What is required >> Write the records out again exactly, leaving no images in.

Records provided >>
________________________________________

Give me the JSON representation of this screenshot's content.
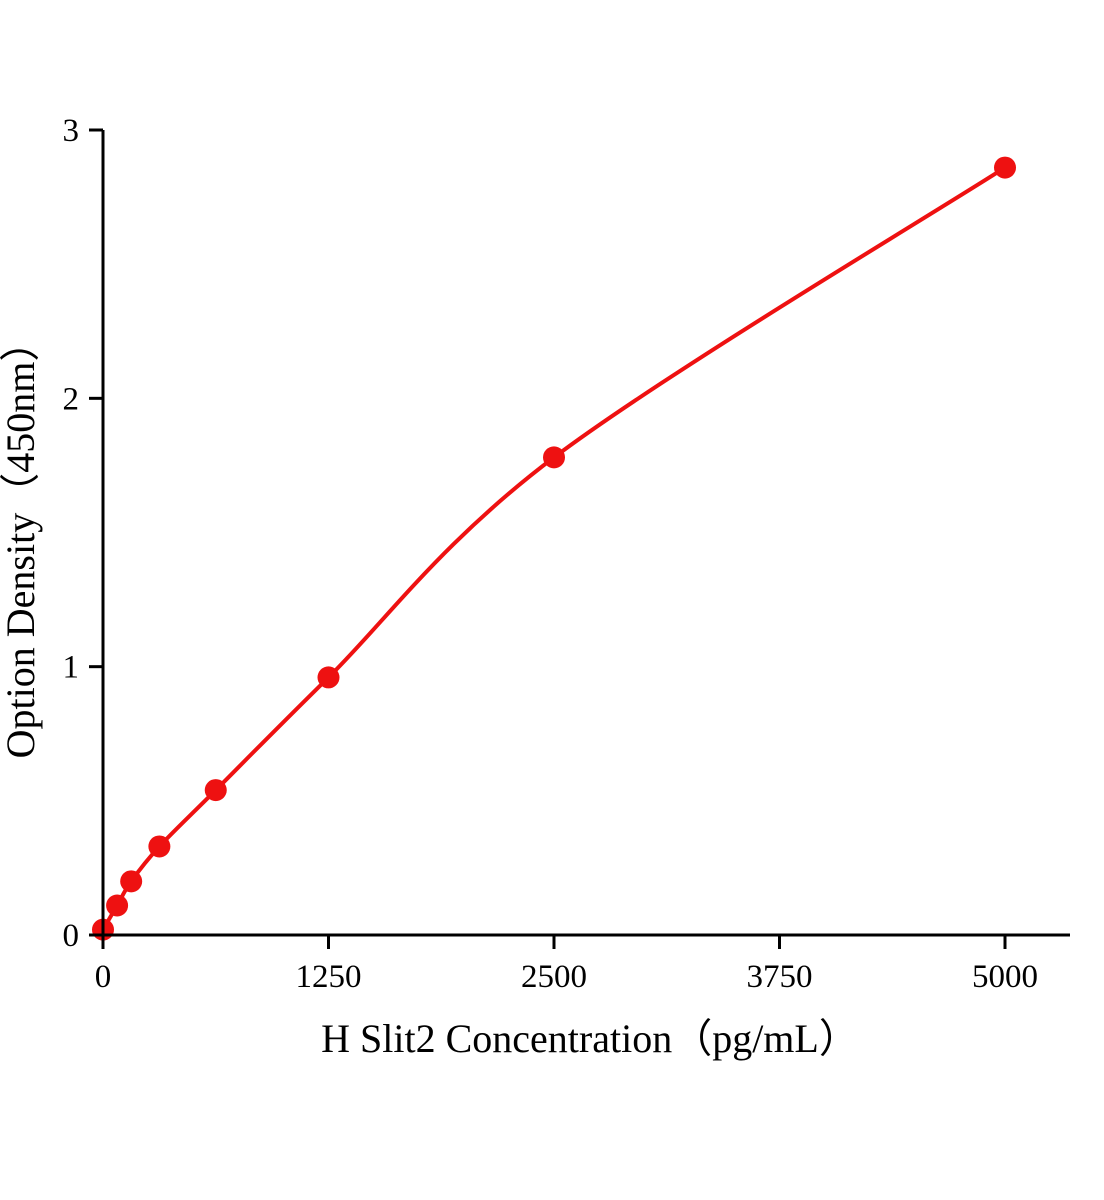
{
  "chart_data": {
    "type": "scatter",
    "title": "",
    "xlabel": "H Slit2 Concentration（pg/mL）",
    "ylabel": "Option Density（450nm）",
    "x": [
      0,
      78.1,
      156.2,
      312.5,
      625,
      1250,
      2500,
      5000
    ],
    "y": [
      0.02,
      0.11,
      0.2,
      0.33,
      0.54,
      0.96,
      1.78,
      2.86
    ],
    "x_ticks": [
      0,
      1250,
      2500,
      3750,
      5000
    ],
    "y_ticks": [
      0,
      1,
      2,
      3
    ],
    "xlim": [
      0,
      5350
    ],
    "ylim": [
      0,
      3
    ],
    "grid": false,
    "legend": null,
    "curve": "smooth saturating fit through all points",
    "line_color": "#ee1111",
    "point_color": "#ee1111",
    "marker_radius_px": 11,
    "axis_color": "#000000"
  }
}
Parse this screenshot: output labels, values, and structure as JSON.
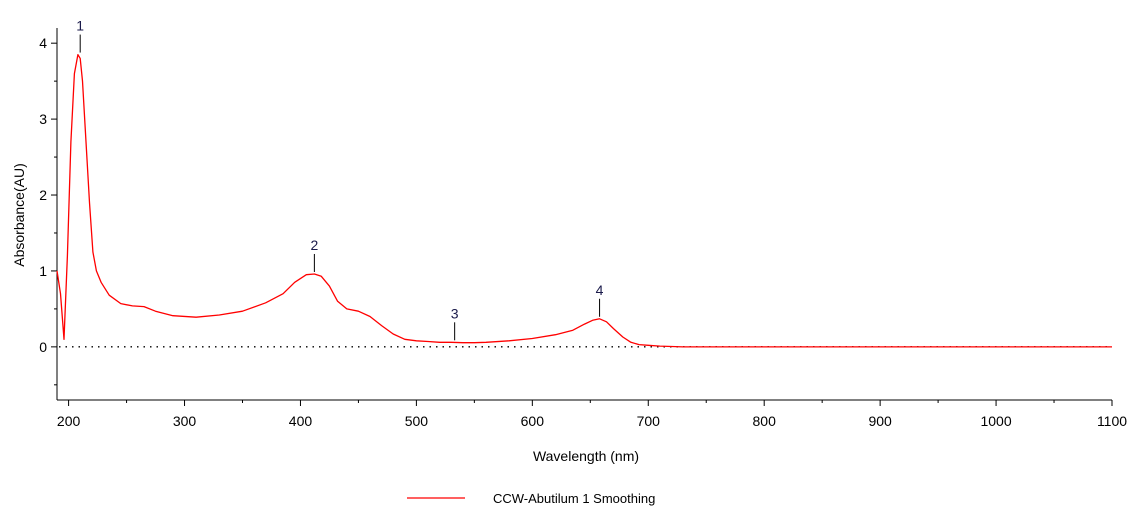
{
  "chart_data": {
    "type": "line",
    "title": "",
    "xlabel": "Wavelength (nm)",
    "ylabel": "Absorbance(AU)",
    "xlim": [
      190,
      1100
    ],
    "ylim": [
      -0.7,
      4.2
    ],
    "x_ticks": [
      200,
      300,
      400,
      500,
      600,
      700,
      800,
      900,
      1000,
      1100
    ],
    "x_tick_labels": [
      "200",
      "300",
      "400",
      "500",
      "600",
      "700",
      "800",
      "900",
      "1000",
      "1100"
    ],
    "y_ticks": [
      0,
      1,
      2,
      3,
      4
    ],
    "y_tick_labels": [
      "0",
      "1",
      "2",
      "3",
      "4"
    ],
    "baseline_y": 0,
    "grid": false,
    "legend_position": "bottom-center",
    "series": [
      {
        "name": "CCW-Abutilum 1 Smoothing",
        "color": "#ff0000",
        "x": [
          190,
          193,
          196,
          199,
          202,
          205,
          208,
          210,
          212,
          215,
          218,
          221,
          224,
          228,
          235,
          245,
          255,
          265,
          275,
          290,
          310,
          330,
          350,
          370,
          385,
          395,
          405,
          412,
          418,
          425,
          432,
          440,
          450,
          460,
          470,
          480,
          490,
          500,
          510,
          520,
          530,
          540,
          550,
          560,
          580,
          600,
          620,
          635,
          645,
          652,
          658,
          664,
          670,
          678,
          685,
          692,
          700,
          710,
          730,
          760,
          800,
          900,
          1000,
          1100
        ],
        "y": [
          1.0,
          0.7,
          0.1,
          1.2,
          2.7,
          3.6,
          3.85,
          3.8,
          3.5,
          2.7,
          1.9,
          1.25,
          1.0,
          0.85,
          0.68,
          0.57,
          0.54,
          0.53,
          0.47,
          0.41,
          0.39,
          0.42,
          0.47,
          0.58,
          0.7,
          0.85,
          0.95,
          0.96,
          0.93,
          0.8,
          0.6,
          0.5,
          0.47,
          0.4,
          0.28,
          0.17,
          0.1,
          0.08,
          0.07,
          0.06,
          0.06,
          0.055,
          0.055,
          0.06,
          0.08,
          0.11,
          0.16,
          0.22,
          0.3,
          0.35,
          0.37,
          0.33,
          0.24,
          0.13,
          0.06,
          0.03,
          0.02,
          0.01,
          0.0,
          0.0,
          0.0,
          0.0,
          0.0,
          0.0
        ]
      }
    ],
    "peaks": [
      {
        "label": "1",
        "x": 210,
        "y": 3.85
      },
      {
        "label": "2",
        "x": 412,
        "y": 0.96
      },
      {
        "label": "3",
        "x": 533,
        "y": 0.06
      },
      {
        "label": "4",
        "x": 658,
        "y": 0.37
      }
    ]
  }
}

________________________________________

Task result >>
Give me the JSON representation of this screenshot's content.
{
  "chart_data": {
    "type": "scatter",
    "title": "",
    "xlabel": "H Slit2 Concentration（pg/mL）",
    "ylabel": "Option Density（450nm）",
    "x": [
      0,
      78.1,
      156.2,
      312.5,
      625,
      1250,
      2500,
      5000
    ],
    "y": [
      0.02,
      0.11,
      0.2,
      0.33,
      0.54,
      0.96,
      1.78,
      2.86
    ],
    "x_ticks": [
      0,
      1250,
      2500,
      3750,
      5000
    ],
    "y_ticks": [
      0,
      1,
      2,
      3
    ],
    "xlim": [
      0,
      5350
    ],
    "ylim": [
      0,
      3
    ],
    "grid": false,
    "legend": null,
    "curve": "smooth saturating fit through all points",
    "line_color": "#ee1111",
    "point_color": "#ee1111",
    "marker_radius_px": 11,
    "axis_color": "#000000"
  }
}
Parse this screenshot: output labels, values, and structure as JSON.
{
  "chart_data": {
    "type": "line",
    "title": "",
    "xlabel": "Wavelength (nm)",
    "ylabel": "Absorbance(AU)",
    "xlim": [
      190,
      1100
    ],
    "ylim": [
      -0.7,
      4.2
    ],
    "x_ticks": [
      200,
      300,
      400,
      500,
      600,
      700,
      800,
      900,
      1000,
      1100
    ],
    "x_tick_labels": [
      "200",
      "300",
      "400",
      "500",
      "600",
      "700",
      "800",
      "900",
      "1000",
      "1100"
    ],
    "y_ticks": [
      0,
      1,
      2,
      3,
      4
    ],
    "y_tick_labels": [
      "0",
      "1",
      "2",
      "3",
      "4"
    ],
    "baseline_y": 0,
    "grid": false,
    "legend_position": "bottom-center",
    "series": [
      {
        "name": "CCW-Abutilum 1 Smoothing",
        "color": "#ff0000",
        "x": [
          190,
          193,
          196,
          199,
          202,
          205,
          208,
          210,
          212,
          215,
          218,
          221,
          224,
          228,
          235,
          245,
          255,
          265,
          275,
          290,
          310,
          330,
          350,
          370,
          385,
          395,
          405,
          412,
          418,
          425,
          432,
          440,
          450,
          460,
          470,
          480,
          490,
          500,
          510,
          520,
          530,
          540,
          550,
          560,
          580,
          600,
          620,
          635,
          645,
          652,
          658,
          664,
          670,
          678,
          685,
          692,
          700,
          710,
          730,
          760,
          800,
          900,
          1000,
          1100
        ],
        "y": [
          1.0,
          0.7,
          0.1,
          1.2,
          2.7,
          3.6,
          3.85,
          3.8,
          3.5,
          2.7,
          1.9,
          1.25,
          1.0,
          0.85,
          0.68,
          0.57,
          0.54,
          0.53,
          0.47,
          0.41,
          0.39,
          0.42,
          0.47,
          0.58,
          0.7,
          0.85,
          0.95,
          0.96,
          0.93,
          0.8,
          0.6,
          0.5,
          0.47,
          0.4,
          0.28,
          0.17,
          0.1,
          0.08,
          0.07,
          0.06,
          0.06,
          0.055,
          0.055,
          0.06,
          0.08,
          0.11,
          0.16,
          0.22,
          0.3,
          0.35,
          0.37,
          0.33,
          0.24,
          0.13,
          0.06,
          0.03,
          0.02,
          0.01,
          0.0,
          0.0,
          0.0,
          0.0,
          0.0,
          0.0
        ]
      }
    ],
    "peaks": [
      {
        "label": "1",
        "x": 210,
        "y": 3.85
      },
      {
        "label": "2",
        "x": 412,
        "y": 0.96
      },
      {
        "label": "3",
        "x": 533,
        "y": 0.06
      },
      {
        "label": "4",
        "x": 658,
        "y": 0.37
      }
    ]
  }
}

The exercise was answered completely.